:: Description of the task ::
Set down the material below word for word, excluding the pictures.

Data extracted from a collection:

— START —

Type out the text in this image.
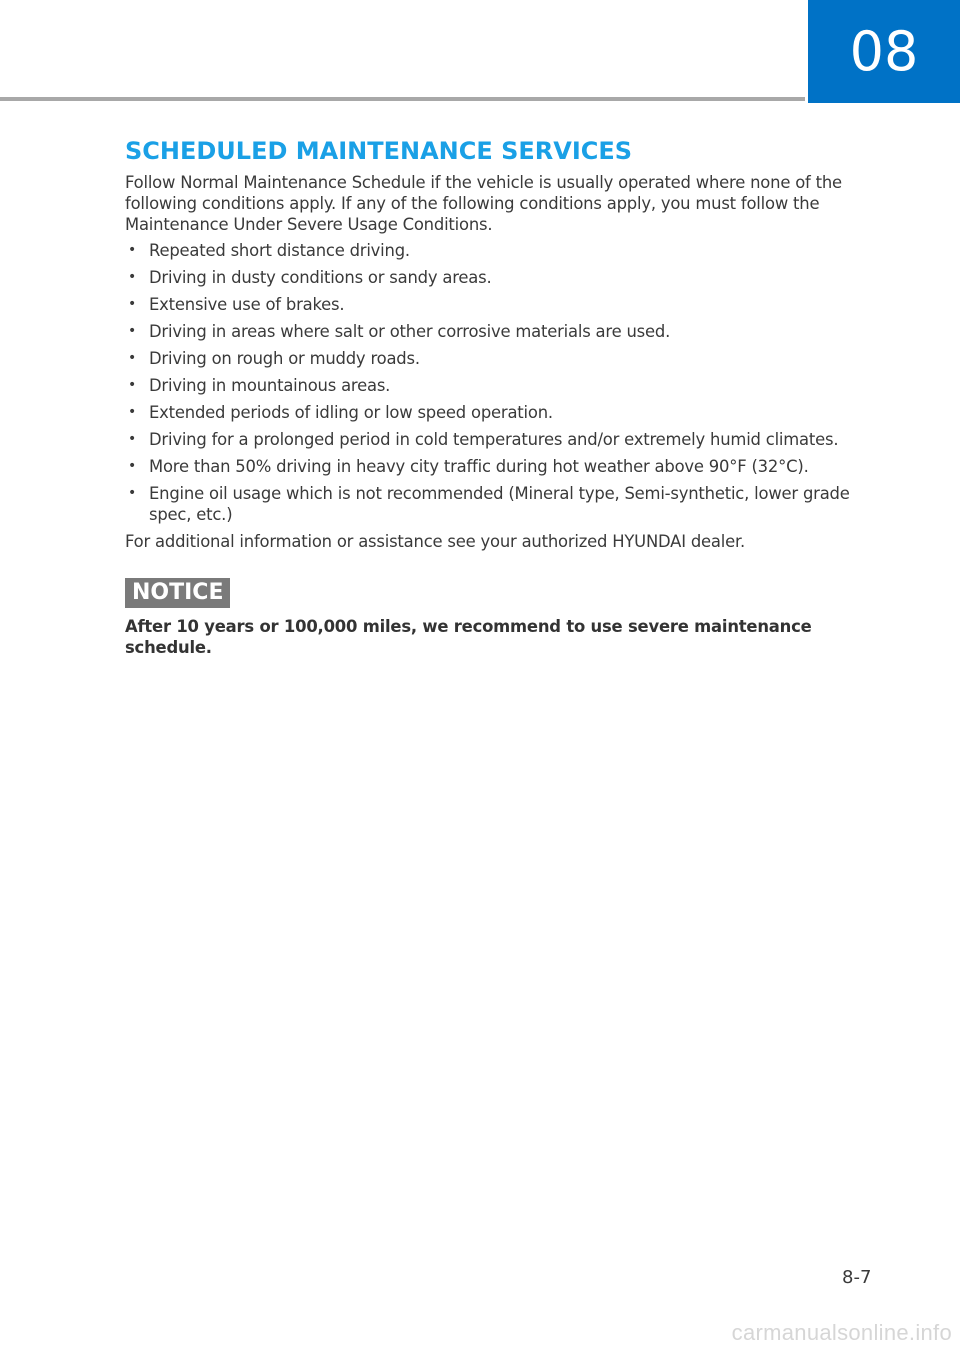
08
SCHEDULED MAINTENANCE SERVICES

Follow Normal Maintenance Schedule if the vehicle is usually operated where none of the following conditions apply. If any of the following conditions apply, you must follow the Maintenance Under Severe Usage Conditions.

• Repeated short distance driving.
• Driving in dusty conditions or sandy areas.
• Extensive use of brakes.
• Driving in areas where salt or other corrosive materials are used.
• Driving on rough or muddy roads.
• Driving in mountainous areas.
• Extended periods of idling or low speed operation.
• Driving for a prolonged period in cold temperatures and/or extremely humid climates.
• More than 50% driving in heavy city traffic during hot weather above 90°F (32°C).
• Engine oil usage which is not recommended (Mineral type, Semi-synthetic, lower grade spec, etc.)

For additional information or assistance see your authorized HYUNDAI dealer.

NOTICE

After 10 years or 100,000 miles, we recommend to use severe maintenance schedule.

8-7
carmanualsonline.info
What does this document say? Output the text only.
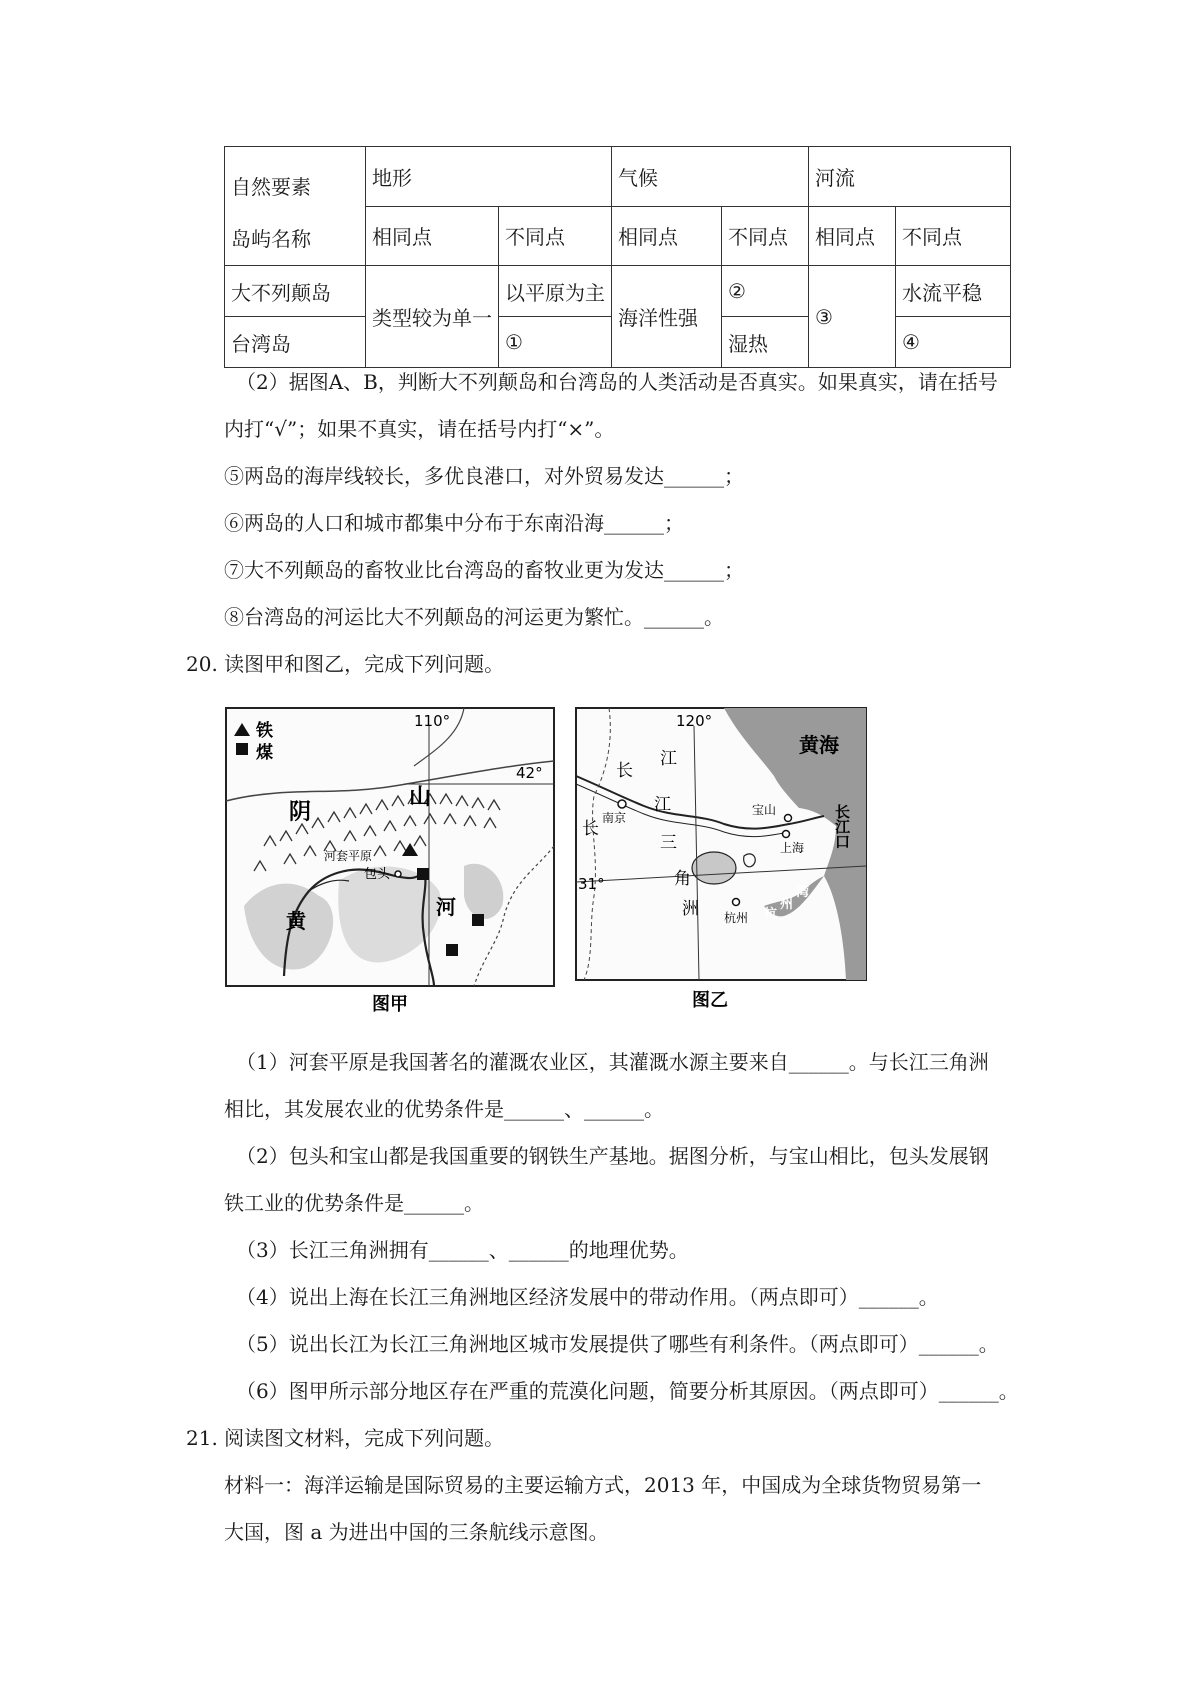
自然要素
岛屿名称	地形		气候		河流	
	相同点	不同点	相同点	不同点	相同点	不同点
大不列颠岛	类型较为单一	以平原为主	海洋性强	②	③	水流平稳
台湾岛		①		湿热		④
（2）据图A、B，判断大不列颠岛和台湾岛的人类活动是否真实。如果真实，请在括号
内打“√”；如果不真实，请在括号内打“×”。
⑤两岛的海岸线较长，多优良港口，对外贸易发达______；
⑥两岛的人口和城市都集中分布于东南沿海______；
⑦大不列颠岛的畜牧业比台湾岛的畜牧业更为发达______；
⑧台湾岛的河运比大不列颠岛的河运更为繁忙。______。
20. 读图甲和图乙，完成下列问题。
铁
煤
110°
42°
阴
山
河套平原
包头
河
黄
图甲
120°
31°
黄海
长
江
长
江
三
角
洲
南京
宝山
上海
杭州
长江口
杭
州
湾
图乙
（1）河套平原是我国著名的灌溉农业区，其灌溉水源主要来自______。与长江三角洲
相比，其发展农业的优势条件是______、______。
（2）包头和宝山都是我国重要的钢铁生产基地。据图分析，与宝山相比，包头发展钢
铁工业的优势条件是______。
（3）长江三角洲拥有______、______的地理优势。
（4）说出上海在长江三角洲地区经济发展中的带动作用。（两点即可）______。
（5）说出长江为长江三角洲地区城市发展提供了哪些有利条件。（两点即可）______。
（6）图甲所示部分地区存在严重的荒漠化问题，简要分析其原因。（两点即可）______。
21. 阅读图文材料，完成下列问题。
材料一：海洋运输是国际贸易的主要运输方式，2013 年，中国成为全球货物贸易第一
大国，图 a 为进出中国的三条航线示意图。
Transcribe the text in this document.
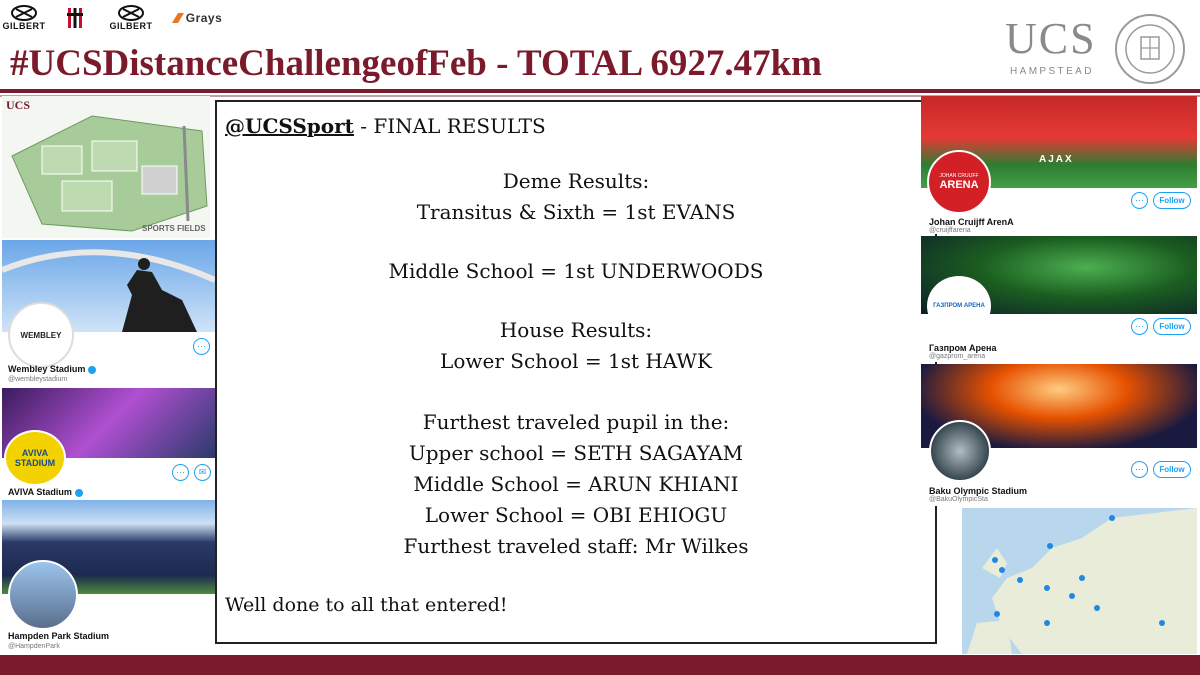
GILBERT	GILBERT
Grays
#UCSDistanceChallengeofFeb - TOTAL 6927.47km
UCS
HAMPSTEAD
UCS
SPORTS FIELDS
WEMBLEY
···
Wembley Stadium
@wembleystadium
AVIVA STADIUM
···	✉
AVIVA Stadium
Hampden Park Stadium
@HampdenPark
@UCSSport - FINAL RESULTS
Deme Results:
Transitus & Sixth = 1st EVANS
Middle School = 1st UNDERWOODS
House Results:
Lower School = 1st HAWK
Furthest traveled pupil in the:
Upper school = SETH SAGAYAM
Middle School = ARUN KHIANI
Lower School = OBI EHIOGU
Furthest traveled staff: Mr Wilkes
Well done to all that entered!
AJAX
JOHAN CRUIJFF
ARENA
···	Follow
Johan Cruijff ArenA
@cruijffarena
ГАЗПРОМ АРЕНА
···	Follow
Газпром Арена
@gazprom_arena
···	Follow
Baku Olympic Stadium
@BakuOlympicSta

— END —

:: Exercise answer ::
Type out the text in this image.
08
SCHEDULED MAINTENANCE SERVICES

Follow Normal Maintenance Schedule if the vehicle is usually operated where none of the following conditions apply. If any of the following conditions apply, you must follow the Maintenance Under Severe Usage Conditions.

• Repeated short distance driving.
• Driving in dusty conditions or sandy areas.
• Extensive use of brakes.
• Driving in areas where salt or other corrosive materials are used.
• Driving on rough or muddy roads.
• Driving in mountainous areas.
• Extended periods of idling or low speed operation.
• Driving for a prolonged period in cold temperatures and/or extremely humid climates.
• More than 50% driving in heavy city traffic during hot weather above 90°F (32°C).
• Engine oil usage which is not recommended (Mineral type, Semi-synthetic, lower grade spec, etc.)

For additional information or assistance see your authorized HYUNDAI dealer.

NOTICE

After 10 years or 100,000 miles, we recommend to use severe maintenance schedule.

8-7
carmanualsonline.info
What does this document say? Output the text only.
自然要素
岛屿名称	地形		气候		河流	
	相同点	不同点	相同点	不同点	相同点	不同点
大不列颠岛	类型较为单一	以平原为主	海洋性强	②	③	水流平稳
台湾岛		①		湿热		④
（2）据图A、B，判断大不列颠岛和台湾岛的人类活动是否真实。如果真实，请在括号
内打“√”；如果不真实，请在括号内打“×”。
⑤两岛的海岸线较长，多优良港口，对外贸易发达______；
⑥两岛的人口和城市都集中分布于东南沿海______；
⑦大不列颠岛的畜牧业比台湾岛的畜牧业更为发达______；
⑧台湾岛的河运比大不列颠岛的河运更为繁忙。______。
20. 读图甲和图乙，完成下列问题。
铁
煤
110°
42°
阴
山
河套平原
包头
河
黄
图甲
120°
31°
黄海
长
江
长
江
三
角
洲
南京
宝山
上海
杭州
长江口
杭
州
湾
图乙
（1）河套平原是我国著名的灌溉农业区，其灌溉水源主要来自______。与长江三角洲
相比，其发展农业的优势条件是______、______。
（2）包头和宝山都是我国重要的钢铁生产基地。据图分析，与宝山相比，包头发展钢
铁工业的优势条件是______。
（3）长江三角洲拥有______、______的地理优势。
（4）说出上海在长江三角洲地区经济发展中的带动作用。（两点即可）______。
（5）说出长江为长江三角洲地区城市发展提供了哪些有利条件。（两点即可）______。
（6）图甲所示部分地区存在严重的荒漠化问题，简要分析其原因。（两点即可）______。
21. 阅读图文材料，完成下列问题。
材料一：海洋运输是国际贸易的主要运输方式，2013 年，中国成为全球货物贸易第一
大国，图 a 为进出中国的三条航线示意图。
Transcribe the text in this document.
GILBERT	GILBERT
Grays
#UCSDistanceChallengeofFeb - TOTAL 6927.47km
UCS
HAMPSTEAD
UCS
SPORTS FIELDS
WEMBLEY
···
Wembley Stadium
@wembleystadium
AVIVA STADIUM
···	✉
AVIVA Stadium
Hampden Park Stadium
@HampdenPark
@UCSSport - FINAL RESULTS
Deme Results:
Transitus & Sixth = 1st EVANS
Middle School = 1st UNDERWOODS
House Results:
Lower School = 1st HAWK
Furthest traveled pupil in the:
Upper school = SETH SAGAYAM
Middle School = ARUN KHIANI
Lower School = OBI EHIOGU
Furthest traveled staff: Mr Wilkes
Well done to all that entered!
AJAX
JOHAN CRUIJFF
ARENA
···	Follow
Johan Cruijff ArenA
@cruijffarena
ГАЗПРОМ АРЕНА
···	Follow
Газпром Арена
@gazprom_arena
···	Follow
Baku Olympic Stadium
@BakuOlympicSta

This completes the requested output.